** Exercise **
Filter for the word "государственных" and keep each matching line.

-- start --

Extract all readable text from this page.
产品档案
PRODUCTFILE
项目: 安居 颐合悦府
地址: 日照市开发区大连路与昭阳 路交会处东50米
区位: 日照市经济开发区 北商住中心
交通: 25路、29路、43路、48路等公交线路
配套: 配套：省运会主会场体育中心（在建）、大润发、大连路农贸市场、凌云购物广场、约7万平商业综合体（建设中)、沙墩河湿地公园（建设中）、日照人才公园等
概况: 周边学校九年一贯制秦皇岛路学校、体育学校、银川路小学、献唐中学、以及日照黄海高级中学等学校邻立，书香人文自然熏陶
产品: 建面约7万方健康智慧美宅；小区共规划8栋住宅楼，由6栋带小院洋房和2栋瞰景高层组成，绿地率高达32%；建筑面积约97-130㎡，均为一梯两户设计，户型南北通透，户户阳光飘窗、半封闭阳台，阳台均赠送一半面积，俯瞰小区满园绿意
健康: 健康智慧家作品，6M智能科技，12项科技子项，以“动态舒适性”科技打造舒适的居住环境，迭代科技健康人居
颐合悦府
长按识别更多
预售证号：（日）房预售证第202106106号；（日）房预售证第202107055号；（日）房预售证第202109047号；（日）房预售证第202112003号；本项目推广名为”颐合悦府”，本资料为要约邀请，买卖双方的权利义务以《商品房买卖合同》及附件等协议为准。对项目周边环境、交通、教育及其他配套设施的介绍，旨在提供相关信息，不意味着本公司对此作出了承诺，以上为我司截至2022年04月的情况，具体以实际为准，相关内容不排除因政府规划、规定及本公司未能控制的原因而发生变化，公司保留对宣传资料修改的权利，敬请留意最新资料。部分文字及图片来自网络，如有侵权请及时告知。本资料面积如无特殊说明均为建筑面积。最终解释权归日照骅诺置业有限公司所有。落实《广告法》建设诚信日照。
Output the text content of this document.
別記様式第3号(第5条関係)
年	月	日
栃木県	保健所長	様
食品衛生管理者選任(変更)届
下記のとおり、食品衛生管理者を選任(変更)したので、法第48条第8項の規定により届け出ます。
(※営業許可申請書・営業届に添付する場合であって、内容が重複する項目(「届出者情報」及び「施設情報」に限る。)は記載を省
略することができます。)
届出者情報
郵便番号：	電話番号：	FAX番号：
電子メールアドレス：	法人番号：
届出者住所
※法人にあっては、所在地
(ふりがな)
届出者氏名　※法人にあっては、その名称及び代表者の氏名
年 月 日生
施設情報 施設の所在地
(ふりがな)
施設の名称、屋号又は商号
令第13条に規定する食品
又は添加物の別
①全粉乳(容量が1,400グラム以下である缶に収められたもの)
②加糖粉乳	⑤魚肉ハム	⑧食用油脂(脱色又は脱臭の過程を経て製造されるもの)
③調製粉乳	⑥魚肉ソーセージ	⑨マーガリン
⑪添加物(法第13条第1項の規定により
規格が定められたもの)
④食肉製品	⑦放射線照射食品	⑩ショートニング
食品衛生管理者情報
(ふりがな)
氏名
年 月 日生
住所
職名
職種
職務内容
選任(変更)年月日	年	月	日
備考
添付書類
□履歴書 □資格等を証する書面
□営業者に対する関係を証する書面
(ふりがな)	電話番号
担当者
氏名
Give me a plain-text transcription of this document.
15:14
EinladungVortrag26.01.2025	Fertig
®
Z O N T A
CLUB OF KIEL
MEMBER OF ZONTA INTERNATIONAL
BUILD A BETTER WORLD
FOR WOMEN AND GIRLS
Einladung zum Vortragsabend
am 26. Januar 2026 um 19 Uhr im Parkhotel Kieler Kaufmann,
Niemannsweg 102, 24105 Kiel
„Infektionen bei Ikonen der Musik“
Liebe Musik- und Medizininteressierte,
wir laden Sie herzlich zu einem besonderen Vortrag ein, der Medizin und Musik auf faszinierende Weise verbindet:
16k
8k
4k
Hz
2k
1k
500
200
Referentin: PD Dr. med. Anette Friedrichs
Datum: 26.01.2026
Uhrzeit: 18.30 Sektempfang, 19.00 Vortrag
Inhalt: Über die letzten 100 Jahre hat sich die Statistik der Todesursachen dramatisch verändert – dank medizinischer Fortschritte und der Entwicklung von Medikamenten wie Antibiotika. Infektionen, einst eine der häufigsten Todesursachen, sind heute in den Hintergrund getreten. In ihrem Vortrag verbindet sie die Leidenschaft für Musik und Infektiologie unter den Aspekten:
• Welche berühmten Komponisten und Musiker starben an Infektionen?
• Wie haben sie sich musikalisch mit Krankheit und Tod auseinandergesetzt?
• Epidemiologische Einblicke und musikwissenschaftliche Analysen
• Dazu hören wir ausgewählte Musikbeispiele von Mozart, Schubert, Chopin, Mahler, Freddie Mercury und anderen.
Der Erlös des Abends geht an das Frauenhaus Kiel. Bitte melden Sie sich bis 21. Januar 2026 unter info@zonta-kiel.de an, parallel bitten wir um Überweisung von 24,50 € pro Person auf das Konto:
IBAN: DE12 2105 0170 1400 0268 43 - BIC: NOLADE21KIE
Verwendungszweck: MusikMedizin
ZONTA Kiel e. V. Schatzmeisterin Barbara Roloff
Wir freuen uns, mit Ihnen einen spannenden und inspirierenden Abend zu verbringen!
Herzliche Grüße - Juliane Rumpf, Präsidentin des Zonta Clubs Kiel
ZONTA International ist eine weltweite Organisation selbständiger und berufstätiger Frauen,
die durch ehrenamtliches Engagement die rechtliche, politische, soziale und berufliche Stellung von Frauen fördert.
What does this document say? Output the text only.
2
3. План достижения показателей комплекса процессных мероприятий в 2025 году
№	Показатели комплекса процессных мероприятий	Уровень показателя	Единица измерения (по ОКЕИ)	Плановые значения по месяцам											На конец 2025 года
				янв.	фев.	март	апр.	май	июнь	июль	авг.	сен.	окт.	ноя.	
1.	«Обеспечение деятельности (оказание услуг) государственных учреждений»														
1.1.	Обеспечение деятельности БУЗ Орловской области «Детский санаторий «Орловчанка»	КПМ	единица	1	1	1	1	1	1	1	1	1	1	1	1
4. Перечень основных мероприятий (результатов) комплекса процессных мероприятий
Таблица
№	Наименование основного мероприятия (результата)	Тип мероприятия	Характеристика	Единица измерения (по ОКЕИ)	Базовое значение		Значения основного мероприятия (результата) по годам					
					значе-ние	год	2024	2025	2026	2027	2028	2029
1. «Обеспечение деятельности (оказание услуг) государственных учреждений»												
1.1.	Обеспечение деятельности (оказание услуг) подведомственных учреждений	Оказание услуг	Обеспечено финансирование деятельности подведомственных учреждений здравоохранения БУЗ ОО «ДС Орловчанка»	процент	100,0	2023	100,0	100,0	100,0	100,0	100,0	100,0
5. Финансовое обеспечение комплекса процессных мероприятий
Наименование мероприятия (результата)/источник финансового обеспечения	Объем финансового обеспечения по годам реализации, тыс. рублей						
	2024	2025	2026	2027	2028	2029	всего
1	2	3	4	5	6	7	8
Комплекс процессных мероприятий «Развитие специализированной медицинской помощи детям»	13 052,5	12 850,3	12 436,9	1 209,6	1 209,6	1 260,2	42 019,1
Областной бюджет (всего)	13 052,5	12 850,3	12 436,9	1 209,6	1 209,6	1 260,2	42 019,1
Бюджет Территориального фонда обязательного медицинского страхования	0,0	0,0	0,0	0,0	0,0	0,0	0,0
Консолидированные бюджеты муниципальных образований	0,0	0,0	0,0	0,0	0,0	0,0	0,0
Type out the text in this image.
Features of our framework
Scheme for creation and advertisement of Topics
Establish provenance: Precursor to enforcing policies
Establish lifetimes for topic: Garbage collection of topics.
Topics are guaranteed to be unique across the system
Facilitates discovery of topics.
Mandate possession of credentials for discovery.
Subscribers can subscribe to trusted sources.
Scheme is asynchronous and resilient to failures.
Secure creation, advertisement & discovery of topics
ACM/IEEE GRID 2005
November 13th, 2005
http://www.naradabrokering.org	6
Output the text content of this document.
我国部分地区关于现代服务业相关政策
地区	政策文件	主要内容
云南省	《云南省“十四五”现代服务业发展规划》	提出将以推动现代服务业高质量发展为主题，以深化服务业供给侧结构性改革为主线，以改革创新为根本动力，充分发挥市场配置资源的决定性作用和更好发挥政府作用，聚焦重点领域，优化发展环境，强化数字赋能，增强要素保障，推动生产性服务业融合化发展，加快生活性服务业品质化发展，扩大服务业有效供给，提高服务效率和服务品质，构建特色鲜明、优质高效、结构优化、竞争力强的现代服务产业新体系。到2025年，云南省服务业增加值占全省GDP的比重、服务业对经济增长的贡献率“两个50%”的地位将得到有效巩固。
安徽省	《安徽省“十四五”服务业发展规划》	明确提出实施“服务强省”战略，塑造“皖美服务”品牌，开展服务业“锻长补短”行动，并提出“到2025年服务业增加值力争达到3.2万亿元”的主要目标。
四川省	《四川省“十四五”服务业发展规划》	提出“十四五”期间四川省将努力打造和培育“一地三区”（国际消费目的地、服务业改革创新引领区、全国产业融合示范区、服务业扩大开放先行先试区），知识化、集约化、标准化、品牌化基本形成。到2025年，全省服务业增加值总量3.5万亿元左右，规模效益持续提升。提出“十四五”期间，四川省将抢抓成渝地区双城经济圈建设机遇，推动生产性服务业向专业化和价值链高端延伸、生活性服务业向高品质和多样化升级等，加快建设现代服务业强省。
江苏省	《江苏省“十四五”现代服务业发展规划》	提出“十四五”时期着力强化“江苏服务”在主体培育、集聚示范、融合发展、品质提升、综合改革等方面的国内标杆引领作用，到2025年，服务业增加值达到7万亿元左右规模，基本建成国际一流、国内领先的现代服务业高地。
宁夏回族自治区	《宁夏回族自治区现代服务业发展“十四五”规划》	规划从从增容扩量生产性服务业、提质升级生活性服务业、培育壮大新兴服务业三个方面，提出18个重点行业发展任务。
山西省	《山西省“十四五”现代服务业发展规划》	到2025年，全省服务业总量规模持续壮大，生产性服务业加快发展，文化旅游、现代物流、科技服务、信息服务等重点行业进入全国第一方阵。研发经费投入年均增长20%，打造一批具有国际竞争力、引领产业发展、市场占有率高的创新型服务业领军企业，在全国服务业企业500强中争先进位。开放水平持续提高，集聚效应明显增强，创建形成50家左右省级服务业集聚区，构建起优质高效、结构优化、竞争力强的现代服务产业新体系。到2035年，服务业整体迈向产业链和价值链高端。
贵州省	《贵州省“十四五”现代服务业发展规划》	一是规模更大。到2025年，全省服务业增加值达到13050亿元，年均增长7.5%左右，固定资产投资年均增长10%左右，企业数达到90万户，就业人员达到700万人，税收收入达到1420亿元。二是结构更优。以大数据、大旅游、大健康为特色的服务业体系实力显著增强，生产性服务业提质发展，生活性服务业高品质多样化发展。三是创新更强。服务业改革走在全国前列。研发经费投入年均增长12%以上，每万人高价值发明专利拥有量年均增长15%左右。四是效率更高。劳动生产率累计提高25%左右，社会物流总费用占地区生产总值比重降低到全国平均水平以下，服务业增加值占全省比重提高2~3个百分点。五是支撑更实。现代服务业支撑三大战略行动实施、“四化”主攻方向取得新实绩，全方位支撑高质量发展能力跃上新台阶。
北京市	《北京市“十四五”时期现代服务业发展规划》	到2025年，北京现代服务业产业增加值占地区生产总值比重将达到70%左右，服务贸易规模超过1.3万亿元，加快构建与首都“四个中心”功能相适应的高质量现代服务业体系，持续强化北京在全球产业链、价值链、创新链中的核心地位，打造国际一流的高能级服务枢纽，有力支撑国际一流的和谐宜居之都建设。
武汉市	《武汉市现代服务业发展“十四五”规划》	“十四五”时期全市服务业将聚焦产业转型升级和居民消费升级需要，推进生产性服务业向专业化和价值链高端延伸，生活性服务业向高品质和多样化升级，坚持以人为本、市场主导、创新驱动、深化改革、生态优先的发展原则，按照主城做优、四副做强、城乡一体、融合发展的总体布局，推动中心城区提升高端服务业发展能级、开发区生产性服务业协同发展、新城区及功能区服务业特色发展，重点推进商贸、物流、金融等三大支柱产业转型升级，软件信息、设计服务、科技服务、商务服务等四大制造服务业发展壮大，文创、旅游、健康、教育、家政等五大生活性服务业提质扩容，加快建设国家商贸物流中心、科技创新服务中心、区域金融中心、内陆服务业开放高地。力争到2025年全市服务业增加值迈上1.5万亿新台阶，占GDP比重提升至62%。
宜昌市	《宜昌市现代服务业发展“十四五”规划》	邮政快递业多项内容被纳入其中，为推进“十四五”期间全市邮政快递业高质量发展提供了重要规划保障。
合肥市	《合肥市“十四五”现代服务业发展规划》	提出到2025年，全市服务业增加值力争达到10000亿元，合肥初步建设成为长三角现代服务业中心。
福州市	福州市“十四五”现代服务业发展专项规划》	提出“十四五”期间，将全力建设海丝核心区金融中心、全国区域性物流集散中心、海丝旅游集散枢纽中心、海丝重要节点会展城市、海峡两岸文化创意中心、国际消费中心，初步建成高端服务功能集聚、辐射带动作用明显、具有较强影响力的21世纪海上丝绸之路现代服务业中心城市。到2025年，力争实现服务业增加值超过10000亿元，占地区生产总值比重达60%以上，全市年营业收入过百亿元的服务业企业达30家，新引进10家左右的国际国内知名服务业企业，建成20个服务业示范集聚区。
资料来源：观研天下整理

-- end --

** Response below **
1.	«Обеспечение деятельности (оказание услуг) государственных учреждений»														
1. «Обеспечение деятельности (оказание услуг) государственных учреждений»												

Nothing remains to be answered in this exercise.